本文:
━━━━━━━━━━

Weekly R-style Magazine ~読む・書く・考えるの探求~ 2020/11/16 第527号

○「はじめに」

うちあわせCastの最新回が配信されております。

最近構想している「本をテーマにしたポッドキャスト」のプロトタイプ回です。

現在、どういう形で進めていくのかを模索中なので、よろしければご感想等お願いいたします。

〜〜〜Evernoteとの距離〜〜〜

大型アップデート以降、Evernoteとの距離が少しずつ開いてきています。心理的な距離です。

すべてのプラットフォームで機能とインターフェースを統一する目標に向けて、一時的に機能ダウンするのは構いません。AppleScriptが使えないのも耐えられます。しかし、新しいバージョンでは、ノートの表示の切り替えに、一瞬待たされるのです。

といっても、本当に一瞬でしかありません。しかし、その一瞬が気になるのです。

あと、ノートリンクを開くときも、ワンクリックの手間が増えました。これもたいへん気になります。

結局、Evernoteを常時開いておき、必要な情報を参照する、という使い方はあまりしなくなり、Evernoteにしかない情報を探すときにだけ起動するようになりつつあります。

一方で、すぐに参照したい情報はどんどんテキストファイルに移しています。でもって、それでも特に問題ありません。

たしかにEvernoteであれば、情報の作成や移動は楽なのですが、VS Codeとターミナルを合わせて使えば、似たような楽さは得られます。

別にEvernoteが不要になったわけではありません。ただ、普段使いではなくなりつつある、というだけです。

━━━━━━━━━━

画像要素ボックスの記録:

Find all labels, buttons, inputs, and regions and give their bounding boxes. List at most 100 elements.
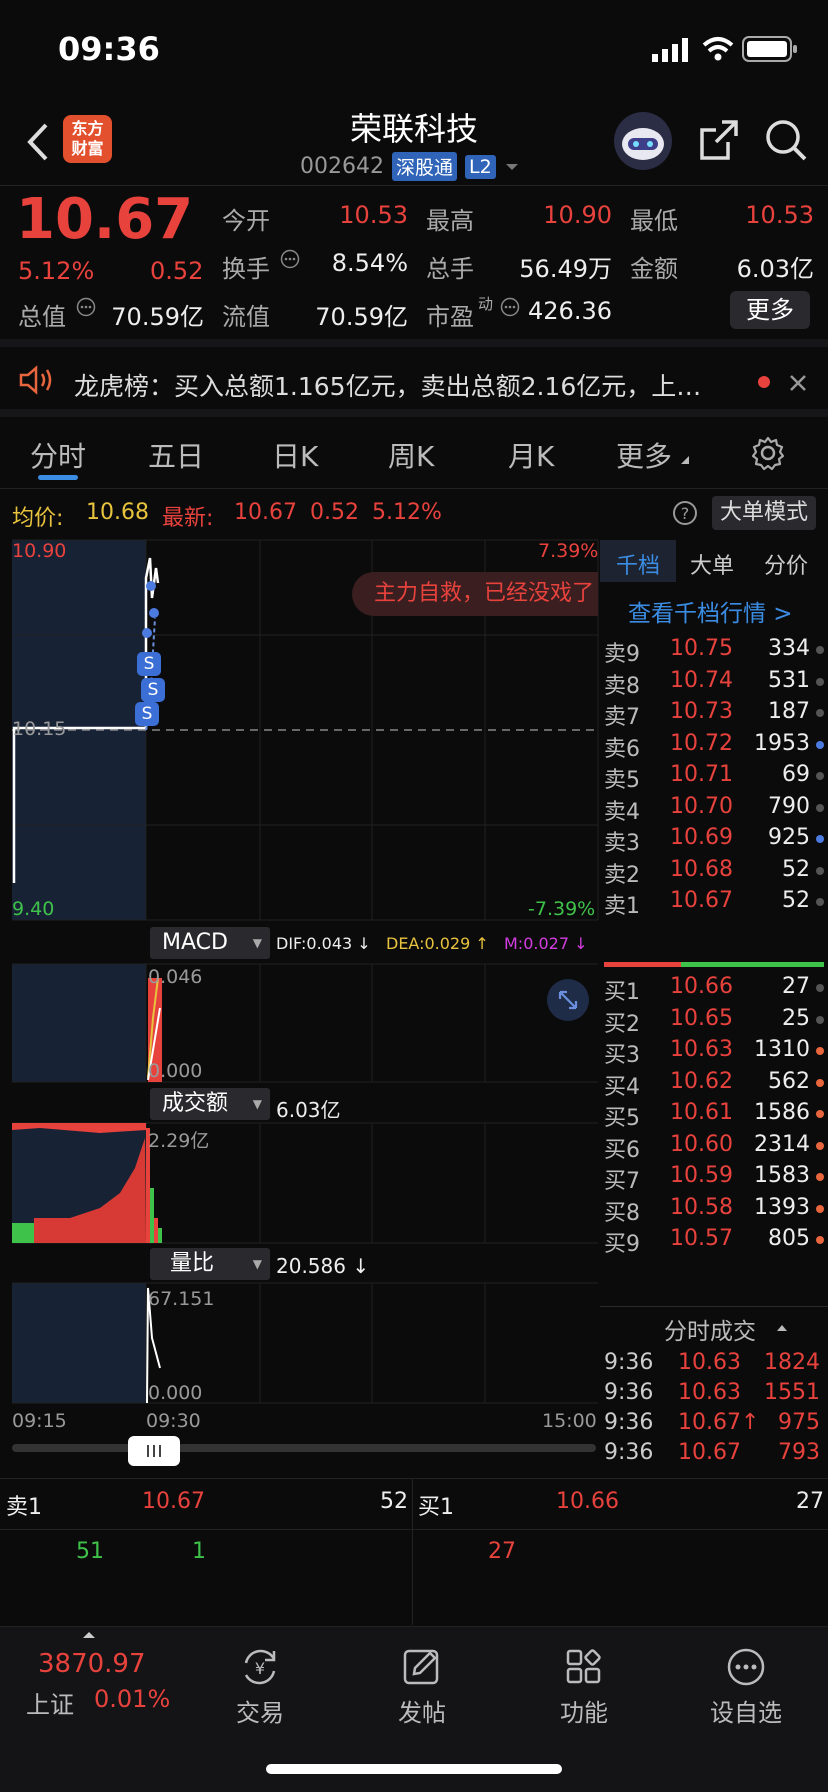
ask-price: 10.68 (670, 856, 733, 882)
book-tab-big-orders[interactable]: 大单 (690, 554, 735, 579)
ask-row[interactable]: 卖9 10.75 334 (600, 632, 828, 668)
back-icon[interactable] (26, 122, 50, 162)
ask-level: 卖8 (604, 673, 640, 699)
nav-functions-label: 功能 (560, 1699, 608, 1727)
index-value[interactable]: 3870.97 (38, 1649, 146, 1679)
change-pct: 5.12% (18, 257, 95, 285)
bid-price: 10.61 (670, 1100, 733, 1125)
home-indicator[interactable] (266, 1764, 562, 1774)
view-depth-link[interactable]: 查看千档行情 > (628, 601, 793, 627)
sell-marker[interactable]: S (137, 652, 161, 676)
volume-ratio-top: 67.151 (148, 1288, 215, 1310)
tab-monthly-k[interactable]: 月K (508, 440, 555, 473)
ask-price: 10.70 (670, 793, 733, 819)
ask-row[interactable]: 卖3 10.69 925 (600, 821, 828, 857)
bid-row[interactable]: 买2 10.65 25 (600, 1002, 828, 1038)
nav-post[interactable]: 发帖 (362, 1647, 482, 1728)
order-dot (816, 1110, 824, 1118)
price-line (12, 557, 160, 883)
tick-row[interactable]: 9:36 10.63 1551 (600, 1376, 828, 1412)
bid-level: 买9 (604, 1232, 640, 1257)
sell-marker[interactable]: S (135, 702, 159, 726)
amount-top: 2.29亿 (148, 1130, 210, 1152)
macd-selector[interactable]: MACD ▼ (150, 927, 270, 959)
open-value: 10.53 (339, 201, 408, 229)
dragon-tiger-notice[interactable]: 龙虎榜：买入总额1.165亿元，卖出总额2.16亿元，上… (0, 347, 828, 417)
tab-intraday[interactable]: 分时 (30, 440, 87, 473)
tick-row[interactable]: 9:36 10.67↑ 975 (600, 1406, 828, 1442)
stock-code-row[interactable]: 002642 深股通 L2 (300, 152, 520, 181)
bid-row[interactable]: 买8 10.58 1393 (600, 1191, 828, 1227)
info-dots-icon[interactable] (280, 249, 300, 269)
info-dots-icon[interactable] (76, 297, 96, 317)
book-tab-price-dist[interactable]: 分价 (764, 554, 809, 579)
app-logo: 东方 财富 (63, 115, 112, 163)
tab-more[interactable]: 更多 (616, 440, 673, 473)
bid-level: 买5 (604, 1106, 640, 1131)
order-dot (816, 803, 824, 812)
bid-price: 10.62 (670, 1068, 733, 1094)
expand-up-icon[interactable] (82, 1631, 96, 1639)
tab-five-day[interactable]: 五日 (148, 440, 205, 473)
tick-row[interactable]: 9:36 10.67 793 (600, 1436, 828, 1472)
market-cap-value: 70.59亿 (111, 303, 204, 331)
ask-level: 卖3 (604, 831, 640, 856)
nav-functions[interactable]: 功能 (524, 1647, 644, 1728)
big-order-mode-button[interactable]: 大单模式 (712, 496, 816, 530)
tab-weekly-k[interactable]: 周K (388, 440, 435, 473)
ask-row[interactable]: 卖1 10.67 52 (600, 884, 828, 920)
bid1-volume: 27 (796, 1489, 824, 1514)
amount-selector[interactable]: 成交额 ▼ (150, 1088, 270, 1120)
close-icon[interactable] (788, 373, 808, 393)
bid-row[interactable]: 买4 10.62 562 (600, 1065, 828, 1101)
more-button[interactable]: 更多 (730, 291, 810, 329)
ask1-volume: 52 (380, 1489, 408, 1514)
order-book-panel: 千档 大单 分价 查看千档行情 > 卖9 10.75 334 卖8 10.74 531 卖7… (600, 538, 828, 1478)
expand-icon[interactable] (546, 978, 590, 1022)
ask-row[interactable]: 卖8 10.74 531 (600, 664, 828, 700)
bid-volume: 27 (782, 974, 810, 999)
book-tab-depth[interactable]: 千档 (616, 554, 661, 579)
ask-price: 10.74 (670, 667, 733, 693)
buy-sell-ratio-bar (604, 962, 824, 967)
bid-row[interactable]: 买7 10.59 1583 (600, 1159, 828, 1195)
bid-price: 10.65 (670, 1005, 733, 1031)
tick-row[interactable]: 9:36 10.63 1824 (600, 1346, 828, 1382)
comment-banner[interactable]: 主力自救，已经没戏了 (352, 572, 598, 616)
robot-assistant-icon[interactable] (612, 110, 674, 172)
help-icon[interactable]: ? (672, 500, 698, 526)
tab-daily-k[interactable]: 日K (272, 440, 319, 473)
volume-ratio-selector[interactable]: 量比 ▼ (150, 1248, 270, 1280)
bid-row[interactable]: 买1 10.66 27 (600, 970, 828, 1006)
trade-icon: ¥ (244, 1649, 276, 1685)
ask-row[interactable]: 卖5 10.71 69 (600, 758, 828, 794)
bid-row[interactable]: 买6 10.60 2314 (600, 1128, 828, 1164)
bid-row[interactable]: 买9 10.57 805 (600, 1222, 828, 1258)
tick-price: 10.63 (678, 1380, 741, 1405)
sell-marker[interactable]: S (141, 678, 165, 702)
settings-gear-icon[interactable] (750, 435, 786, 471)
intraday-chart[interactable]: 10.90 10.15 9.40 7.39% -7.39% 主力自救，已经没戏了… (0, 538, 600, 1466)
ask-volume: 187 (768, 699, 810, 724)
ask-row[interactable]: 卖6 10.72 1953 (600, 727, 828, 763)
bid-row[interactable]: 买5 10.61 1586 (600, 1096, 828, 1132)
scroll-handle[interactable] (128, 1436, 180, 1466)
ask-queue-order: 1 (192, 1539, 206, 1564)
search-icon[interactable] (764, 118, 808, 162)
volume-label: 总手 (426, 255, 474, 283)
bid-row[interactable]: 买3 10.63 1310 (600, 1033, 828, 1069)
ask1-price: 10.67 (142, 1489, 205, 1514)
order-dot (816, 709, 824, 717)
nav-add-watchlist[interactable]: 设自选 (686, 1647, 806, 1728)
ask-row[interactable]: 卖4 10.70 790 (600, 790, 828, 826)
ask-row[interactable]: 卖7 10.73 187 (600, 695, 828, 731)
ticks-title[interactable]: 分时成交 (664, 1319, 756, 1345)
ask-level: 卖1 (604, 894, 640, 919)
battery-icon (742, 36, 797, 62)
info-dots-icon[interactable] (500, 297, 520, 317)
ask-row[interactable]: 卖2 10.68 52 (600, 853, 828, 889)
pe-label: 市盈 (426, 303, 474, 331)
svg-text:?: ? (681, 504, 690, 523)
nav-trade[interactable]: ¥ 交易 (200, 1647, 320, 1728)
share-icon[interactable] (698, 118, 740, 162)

━━━━━━━━━━

課題: 本文の一文「しかし、新しいバージョンでは、ノートの表示の切り替えに、一瞬待たされるのです。」を英語に訳すこと。 この記録は今回の作業には使わない。

解答: However, in the new version, switching between notes in the display makes you wait for a moment.